SHORT PROBLEM> Repeat all the material exactly; pictures stay out of your copy.

[Rows from a dataset]
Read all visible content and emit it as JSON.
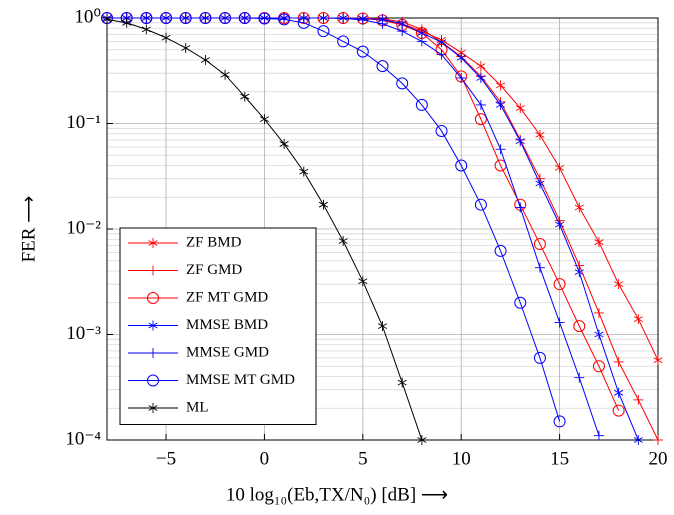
{
  "chart_data": {
    "type": "line",
    "x_label": "10 log₁₀(Eb,TX/N₀) [dB] ⟶",
    "y_label": "FER ⟶",
    "y_scale": "log",
    "grid": true,
    "legend": "lower left",
    "xlim": [
      -8,
      20
    ],
    "xticks": [
      {
        "value": -5,
        "label": "−5"
      },
      0,
      5,
      10,
      15,
      20
    ],
    "ylim": [
      0.0001,
      1
    ],
    "yticks": [
      {
        "value": 0.0001,
        "label": "10⁻⁴"
      },
      {
        "value": 0.001,
        "label": "10⁻³"
      },
      {
        "value": 0.01,
        "label": "10⁻²"
      },
      {
        "value": 0.1,
        "label": "10⁻¹"
      },
      {
        "value": 1,
        "label": "10⁰"
      }
    ],
    "x": [
      -8,
      -7,
      -6,
      -5,
      -4,
      -3,
      -2,
      -1,
      0,
      1,
      2,
      3,
      4,
      5,
      6,
      7,
      8,
      9,
      10,
      11,
      12,
      13,
      14,
      15,
      16,
      17,
      18,
      19,
      20
    ],
    "series": [
      {
        "name": "ZF BMD",
        "color": "#ff0000",
        "marker": "asterisk",
        "values": [
          1,
          1,
          1,
          1,
          1,
          1,
          1,
          1,
          1,
          1,
          1,
          1,
          1,
          0.99,
          0.97,
          0.88,
          0.75,
          0.62,
          0.47,
          0.35,
          0.23,
          0.14,
          0.078,
          0.038,
          0.016,
          0.0075,
          0.003,
          0.0014,
          0.00057
        ]
      },
      {
        "name": "ZF GMD",
        "color": "#ff0000",
        "marker": "plus",
        "values": [
          1,
          1,
          1,
          1,
          1,
          1,
          1,
          1,
          1,
          1,
          1,
          1,
          1,
          1,
          0.98,
          0.92,
          0.78,
          0.59,
          0.43,
          0.28,
          0.16,
          0.07,
          0.03,
          0.012,
          0.0045,
          0.0016,
          0.00055,
          0.00024,
          0.0001
        ]
      },
      {
        "name": "ZF MT GMD",
        "color": "#ff0000",
        "marker": "circle",
        "values": [
          1,
          1,
          1,
          1,
          1,
          1,
          1,
          1,
          1,
          1,
          1,
          1,
          1,
          0.99,
          0.95,
          0.86,
          0.72,
          0.5,
          0.28,
          0.11,
          0.04,
          0.017,
          0.0072,
          0.003,
          0.0012,
          0.0005,
          0.00019,
          null,
          null
        ]
      },
      {
        "name": "MMSE BMD",
        "color": "#0000ff",
        "marker": "asterisk",
        "values": [
          1,
          1,
          1,
          1,
          1,
          1,
          1,
          1,
          1,
          1,
          1,
          1,
          1,
          0.99,
          0.97,
          0.88,
          0.72,
          0.59,
          0.42,
          0.27,
          0.15,
          0.068,
          0.027,
          0.011,
          0.0039,
          0.001,
          0.00028,
          0.0001,
          null
        ]
      },
      {
        "name": "MMSE GMD",
        "color": "#0000ff",
        "marker": "plus",
        "values": [
          1,
          1,
          1,
          1,
          1,
          1,
          1,
          1,
          1,
          1,
          1,
          1,
          0.99,
          0.96,
          0.88,
          0.75,
          0.6,
          0.45,
          0.27,
          0.15,
          0.057,
          0.016,
          0.0043,
          0.0013,
          0.00039,
          0.00011,
          null,
          null,
          null
        ]
      },
      {
        "name": "MMSE MT GMD",
        "color": "#0000ff",
        "marker": "circle",
        "values": [
          1,
          1,
          1,
          1,
          1,
          1,
          1,
          1,
          0.99,
          0.97,
          0.9,
          0.75,
          0.6,
          0.48,
          0.35,
          0.24,
          0.15,
          0.085,
          0.04,
          0.017,
          0.0062,
          0.002,
          0.0006,
          0.00015,
          null,
          null,
          null,
          null,
          null
        ]
      },
      {
        "name": "ML",
        "color": "#000000",
        "marker": "asterisk",
        "values": [
          0.97,
          0.9,
          0.78,
          0.65,
          0.52,
          0.4,
          0.29,
          0.18,
          0.11,
          0.064,
          0.035,
          0.017,
          0.0077,
          0.0032,
          0.0012,
          0.00035,
          0.0001,
          null,
          null,
          null,
          null,
          null,
          null,
          null,
          null,
          null,
          null,
          null,
          null
        ]
      }
    ]
  }
}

COMPLETE OUTPUT>
Read all visible content and emit it as JSON.
{
  "chart_data": {
    "type": "line",
    "x_label": "10 log₁₀(Eb,TX/N₀) [dB] ⟶",
    "y_label": "FER ⟶",
    "y_scale": "log",
    "grid": true,
    "legend": "lower left",
    "xlim": [
      -8,
      20
    ],
    "xticks": [
      {
        "value": -5,
        "label": "−5"
      },
      0,
      5,
      10,
      15,
      20
    ],
    "ylim": [
      0.0001,
      1
    ],
    "yticks": [
      {
        "value": 0.0001,
        "label": "10⁻⁴"
      },
      {
        "value": 0.001,
        "label": "10⁻³"
      },
      {
        "value": 0.01,
        "label": "10⁻²"
      },
      {
        "value": 0.1,
        "label": "10⁻¹"
      },
      {
        "value": 1,
        "label": "10⁰"
      }
    ],
    "x": [
      -8,
      -7,
      -6,
      -5,
      -4,
      -3,
      -2,
      -1,
      0,
      1,
      2,
      3,
      4,
      5,
      6,
      7,
      8,
      9,
      10,
      11,
      12,
      13,
      14,
      15,
      16,
      17,
      18,
      19,
      20
    ],
    "series": [
      {
        "name": "ZF BMD",
        "color": "#ff0000",
        "marker": "asterisk",
        "values": [
          1,
          1,
          1,
          1,
          1,
          1,
          1,
          1,
          1,
          1,
          1,
          1,
          1,
          0.99,
          0.97,
          0.88,
          0.75,
          0.62,
          0.47,
          0.35,
          0.23,
          0.14,
          0.078,
          0.038,
          0.016,
          0.0075,
          0.003,
          0.0014,
          0.00057
        ]
      },
      {
        "name": "ZF GMD",
        "color": "#ff0000",
        "marker": "plus",
        "values": [
          1,
          1,
          1,
          1,
          1,
          1,
          1,
          1,
          1,
          1,
          1,
          1,
          1,
          1,
          0.98,
          0.92,
          0.78,
          0.59,
          0.43,
          0.28,
          0.16,
          0.07,
          0.03,
          0.012,
          0.0045,
          0.0016,
          0.00055,
          0.00024,
          0.0001
        ]
      },
      {
        "name": "ZF MT GMD",
        "color": "#ff0000",
        "marker": "circle",
        "values": [
          1,
          1,
          1,
          1,
          1,
          1,
          1,
          1,
          1,
          1,
          1,
          1,
          1,
          0.99,
          0.95,
          0.86,
          0.72,
          0.5,
          0.28,
          0.11,
          0.04,
          0.017,
          0.0072,
          0.003,
          0.0012,
          0.0005,
          0.00019,
          null,
          null
        ]
      },
      {
        "name": "MMSE BMD",
        "color": "#0000ff",
        "marker": "asterisk",
        "values": [
          1,
          1,
          1,
          1,
          1,
          1,
          1,
          1,
          1,
          1,
          1,
          1,
          1,
          0.99,
          0.97,
          0.88,
          0.72,
          0.59,
          0.42,
          0.27,
          0.15,
          0.068,
          0.027,
          0.011,
          0.0039,
          0.001,
          0.00028,
          0.0001,
          null
        ]
      },
      {
        "name": "MMSE GMD",
        "color": "#0000ff",
        "marker": "plus",
        "values": [
          1,
          1,
          1,
          1,
          1,
          1,
          1,
          1,
          1,
          1,
          1,
          1,
          0.99,
          0.96,
          0.88,
          0.75,
          0.6,
          0.45,
          0.27,
          0.15,
          0.057,
          0.016,
          0.0043,
          0.0013,
          0.00039,
          0.00011,
          null,
          null,
          null
        ]
      },
      {
        "name": "MMSE MT GMD",
        "color": "#0000ff",
        "marker": "circle",
        "values": [
          1,
          1,
          1,
          1,
          1,
          1,
          1,
          1,
          0.99,
          0.97,
          0.9,
          0.75,
          0.6,
          0.48,
          0.35,
          0.24,
          0.15,
          0.085,
          0.04,
          0.017,
          0.0062,
          0.002,
          0.0006,
          0.00015,
          null,
          null,
          null,
          null,
          null
        ]
      },
      {
        "name": "ML",
        "color": "#000000",
        "marker": "asterisk",
        "values": [
          0.97,
          0.9,
          0.78,
          0.65,
          0.52,
          0.4,
          0.29,
          0.18,
          0.11,
          0.064,
          0.035,
          0.017,
          0.0077,
          0.0032,
          0.0012,
          0.00035,
          0.0001,
          null,
          null,
          null,
          null,
          null,
          null,
          null,
          null,
          null,
          null,
          null,
          null
        ]
      }
    ]
  }
}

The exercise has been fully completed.